#### [The request]
All records are to be retyped faithfully and completely.

## Start Input

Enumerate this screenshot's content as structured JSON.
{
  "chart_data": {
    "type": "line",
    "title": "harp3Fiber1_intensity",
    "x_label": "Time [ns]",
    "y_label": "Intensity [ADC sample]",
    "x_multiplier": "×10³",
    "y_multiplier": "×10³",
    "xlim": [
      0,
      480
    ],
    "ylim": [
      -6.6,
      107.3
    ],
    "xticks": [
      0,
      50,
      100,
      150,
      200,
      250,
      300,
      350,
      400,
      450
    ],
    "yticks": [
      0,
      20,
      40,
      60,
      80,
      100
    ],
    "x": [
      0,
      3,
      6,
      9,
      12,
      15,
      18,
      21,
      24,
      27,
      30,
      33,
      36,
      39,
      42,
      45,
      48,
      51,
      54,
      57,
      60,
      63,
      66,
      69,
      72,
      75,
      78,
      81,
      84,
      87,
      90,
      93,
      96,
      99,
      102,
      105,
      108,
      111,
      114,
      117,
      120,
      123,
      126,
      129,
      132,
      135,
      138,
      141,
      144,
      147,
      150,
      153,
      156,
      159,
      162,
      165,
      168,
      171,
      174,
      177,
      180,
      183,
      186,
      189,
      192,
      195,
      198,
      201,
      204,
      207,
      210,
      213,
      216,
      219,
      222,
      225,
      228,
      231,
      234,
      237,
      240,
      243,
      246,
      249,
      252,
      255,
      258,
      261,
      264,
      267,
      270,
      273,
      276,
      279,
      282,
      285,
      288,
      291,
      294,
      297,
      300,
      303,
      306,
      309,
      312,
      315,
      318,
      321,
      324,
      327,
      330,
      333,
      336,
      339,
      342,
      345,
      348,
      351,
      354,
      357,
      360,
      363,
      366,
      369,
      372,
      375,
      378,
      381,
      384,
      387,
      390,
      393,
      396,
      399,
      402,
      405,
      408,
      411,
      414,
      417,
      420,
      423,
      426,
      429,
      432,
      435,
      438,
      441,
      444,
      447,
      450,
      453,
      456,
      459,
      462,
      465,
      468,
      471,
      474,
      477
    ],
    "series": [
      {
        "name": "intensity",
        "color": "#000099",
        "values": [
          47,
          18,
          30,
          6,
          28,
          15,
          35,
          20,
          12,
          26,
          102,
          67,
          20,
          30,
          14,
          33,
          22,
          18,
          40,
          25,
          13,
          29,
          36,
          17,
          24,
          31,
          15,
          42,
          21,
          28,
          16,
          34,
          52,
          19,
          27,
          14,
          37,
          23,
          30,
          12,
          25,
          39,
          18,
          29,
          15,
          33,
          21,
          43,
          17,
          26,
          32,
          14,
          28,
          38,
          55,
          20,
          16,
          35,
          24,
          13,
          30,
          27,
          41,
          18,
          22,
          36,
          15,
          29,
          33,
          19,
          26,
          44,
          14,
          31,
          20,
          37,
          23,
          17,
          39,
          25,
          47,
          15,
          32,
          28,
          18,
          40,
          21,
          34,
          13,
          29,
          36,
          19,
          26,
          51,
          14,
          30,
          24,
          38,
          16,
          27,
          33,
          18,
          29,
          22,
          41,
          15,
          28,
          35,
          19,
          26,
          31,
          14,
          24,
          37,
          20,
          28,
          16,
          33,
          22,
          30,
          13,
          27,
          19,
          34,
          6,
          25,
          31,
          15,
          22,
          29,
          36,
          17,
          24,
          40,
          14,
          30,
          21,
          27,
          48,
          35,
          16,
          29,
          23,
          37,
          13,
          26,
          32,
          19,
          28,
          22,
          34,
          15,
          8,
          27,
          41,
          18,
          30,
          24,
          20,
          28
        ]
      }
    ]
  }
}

## End Input

#### [In response]
Enumerate this screenshot's content as structured JSON.
{
  "chart_data": {
    "type": "line",
    "title": "harp3Fiber1_intensity",
    "x_label": "Time [ns]",
    "y_label": "Intensity [ADC sample]",
    "x_multiplier": "×10³",
    "y_multiplier": "×10³",
    "xlim": [
      0,
      480
    ],
    "ylim": [
      -6.6,
      107.3
    ],
    "xticks": [
      0,
      50,
      100,
      150,
      200,
      250,
      300,
      350,
      400,
      450
    ],
    "yticks": [
      0,
      20,
      40,
      60,
      80,
      100
    ],
    "x": [
      0,
      3,
      6,
      9,
      12,
      15,
      18,
      21,
      24,
      27,
      30,
      33,
      36,
      39,
      42,
      45,
      48,
      51,
      54,
      57,
      60,
      63,
      66,
      69,
      72,
      75,
      78,
      81,
      84,
      87,
      90,
      93,
      96,
      99,
      102,
      105,
      108,
      111,
      114,
      117,
      120,
      123,
      126,
      129,
      132,
      135,
      138,
      141,
      144,
      147,
      150,
      153,
      156,
      159,
      162,
      165,
      168,
      171,
      174,
      177,
      180,
      183,
      186,
      189,
      192,
      195,
      198,
      201,
      204,
      207,
      210,
      213,
      216,
      219,
      222,
      225,
      228,
      231,
      234,
      237,
      240,
      243,
      246,
      249,
      252,
      255,
      258,
      261,
      264,
      267,
      270,
      273,
      276,
      279,
      282,
      285,
      288,
      291,
      294,
      297,
      300,
      303,
      306,
      309,
      312,
      315,
      318,
      321,
      324,
      327,
      330,
      333,
      336,
      339,
      342,
      345,
      348,
      351,
      354,
      357,
      360,
      363,
      366,
      369,
      372,
      375,
      378,
      381,
      384,
      387,
      390,
      393,
      396,
      399,
      402,
      405,
      408,
      411,
      414,
      417,
      420,
      423,
      426,
      429,
      432,
      435,
      438,
      441,
      444,
      447,
      450,
      453,
      456,
      459,
      462,
      465,
      468,
      471,
      474,
      477
    ],
    "series": [
      {
        "name": "intensity",
        "color": "#000099",
        "values": [
          47,
          18,
          30,
          6,
          28,
          15,
          35,
          20,
          12,
          26,
          102,
          67,
          20,
          30,
          14,
          33,
          22,
          18,
          40,
          25,
          13,
          29,
          36,
          17,
          24,
          31,
          15,
          42,
          21,
          28,
          16,
          34,
          52,
          19,
          27,
          14,
          37,
          23,
          30,
          12,
          25,
          39,
          18,
          29,
          15,
          33,
          21,
          43,
          17,
          26,
          32,
          14,
          28,
          38,
          55,
          20,
          16,
          35,
          24,
          13,
          30,
          27,
          41,
          18,
          22,
          36,
          15,
          29,
          33,
          19,
          26,
          44,
          14,
          31,
          20,
          37,
          23,
          17,
          39,
          25,
          47,
          15,
          32,
          28,
          18,
          40,
          21,
          34,
          13,
          29,
          36,
          19,
          26,
          51,
          14,
          30,
          24,
          38,
          16,
          27,
          33,
          18,
          29,
          22,
          41,
          15,
          28,
          35,
          19,
          26,
          31,
          14,
          24,
          37,
          20,
          28,
          16,
          33,
          22,
          30,
          13,
          27,
          19,
          34,
          6,
          25,
          31,
          15,
          22,
          29,
          36,
          17,
          24,
          40,
          14,
          30,
          21,
          27,
          48,
          35,
          16,
          29,
          23,
          37,
          13,
          26,
          32,
          19,
          28,
          22,
          34,
          15,
          8,
          27,
          41,
          18,
          30,
          24,
          20,
          28
        ]
      }
    ]
  }
}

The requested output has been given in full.